Output every line below without omitting or altering anything.

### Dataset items
☆ ☆ ☆
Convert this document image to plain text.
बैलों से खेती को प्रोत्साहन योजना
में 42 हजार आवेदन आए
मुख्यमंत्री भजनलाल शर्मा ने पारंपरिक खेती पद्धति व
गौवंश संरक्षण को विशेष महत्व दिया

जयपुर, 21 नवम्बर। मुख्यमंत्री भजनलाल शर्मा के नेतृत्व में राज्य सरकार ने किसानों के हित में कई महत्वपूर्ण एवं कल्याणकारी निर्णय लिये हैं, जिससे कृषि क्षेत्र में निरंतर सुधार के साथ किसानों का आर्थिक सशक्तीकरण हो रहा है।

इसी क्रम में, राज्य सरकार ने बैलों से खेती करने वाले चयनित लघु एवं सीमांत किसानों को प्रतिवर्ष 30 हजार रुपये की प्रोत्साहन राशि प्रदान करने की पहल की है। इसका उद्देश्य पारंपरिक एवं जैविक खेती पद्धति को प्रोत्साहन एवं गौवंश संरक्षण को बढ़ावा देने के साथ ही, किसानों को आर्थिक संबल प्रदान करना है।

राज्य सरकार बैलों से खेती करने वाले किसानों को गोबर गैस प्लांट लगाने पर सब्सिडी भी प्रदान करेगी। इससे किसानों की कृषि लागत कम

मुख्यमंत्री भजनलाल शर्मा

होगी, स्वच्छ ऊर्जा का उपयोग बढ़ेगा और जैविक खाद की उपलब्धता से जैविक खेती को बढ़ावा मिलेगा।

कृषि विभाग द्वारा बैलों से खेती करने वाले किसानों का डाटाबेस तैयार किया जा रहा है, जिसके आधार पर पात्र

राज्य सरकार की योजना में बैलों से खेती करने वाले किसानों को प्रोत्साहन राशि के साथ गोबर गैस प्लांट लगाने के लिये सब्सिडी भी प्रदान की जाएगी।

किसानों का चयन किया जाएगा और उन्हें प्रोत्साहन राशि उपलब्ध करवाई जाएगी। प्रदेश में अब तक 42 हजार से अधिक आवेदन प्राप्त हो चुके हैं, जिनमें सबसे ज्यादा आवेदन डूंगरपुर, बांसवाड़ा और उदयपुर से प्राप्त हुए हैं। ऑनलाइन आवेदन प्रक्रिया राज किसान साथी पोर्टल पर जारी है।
☆ ☆ ☆
### The answer
Convert this document image to plain text.
बैलों से खेती को प्रोत्साहन योजना
में 42 हजार आवेदन आए
मुख्यमंत्री भजनलाल शर्मा ने पारंपरिक खेती पद्धति व
गौवंश संरक्षण को विशेष महत्व दिया

जयपुर, 21 नवम्बर। मुख्यमंत्री भजनलाल शर्मा के नेतृत्व में राज्य सरकार ने किसानों के हित में कई महत्वपूर्ण एवं कल्याणकारी निर्णय लिये हैं, जिससे कृषि क्षेत्र में निरंतर सुधार के साथ किसानों का आर्थिक सशक्तीकरण हो रहा है।

इसी क्रम में, राज्य सरकार ने बैलों से खेती करने वाले चयनित लघु एवं सीमांत किसानों को प्रतिवर्ष 30 हजार रुपये की प्रोत्साहन राशि प्रदान करने की पहल की है। इसका उद्देश्य पारंपरिक एवं जैविक खेती पद्धति को प्रोत्साहन एवं गौवंश संरक्षण को बढ़ावा देने के साथ ही, किसानों को आर्थिक संबल प्रदान करना है।

राज्य सरकार बैलों से खेती करने वाले किसानों को गोबर गैस प्लांट लगाने पर सब्सिडी भी प्रदान करेगी। इससे किसानों की कृषि लागत कम

मुख्यमंत्री भजनलाल शर्मा

होगी, स्वच्छ ऊर्जा का उपयोग बढ़ेगा और जैविक खाद की उपलब्धता से जैविक खेती को बढ़ावा मिलेगा।

कृषि विभाग द्वारा बैलों से खेती करने वाले किसानों का डाटाबेस तैयार किया जा रहा है, जिसके आधार पर पात्र

राज्य सरकार की योजना में बैलों से खेती करने वाले किसानों को प्रोत्साहन राशि के साथ गोबर गैस प्लांट लगाने के लिये सब्सिडी भी प्रदान की जाएगी।

किसानों का चयन किया जाएगा और उन्हें प्रोत्साहन राशि उपलब्ध करवाई जाएगी। प्रदेश में अब तक 42 हजार से अधिक आवेदन प्राप्त हो चुके हैं, जिनमें सबसे ज्यादा आवेदन डूंगरपुर, बांसवाड़ा और उदयपुर से प्राप्त हुए हैं। ऑनलाइन आवेदन प्रक्रिया राज किसान साथी पोर्टल पर जारी है।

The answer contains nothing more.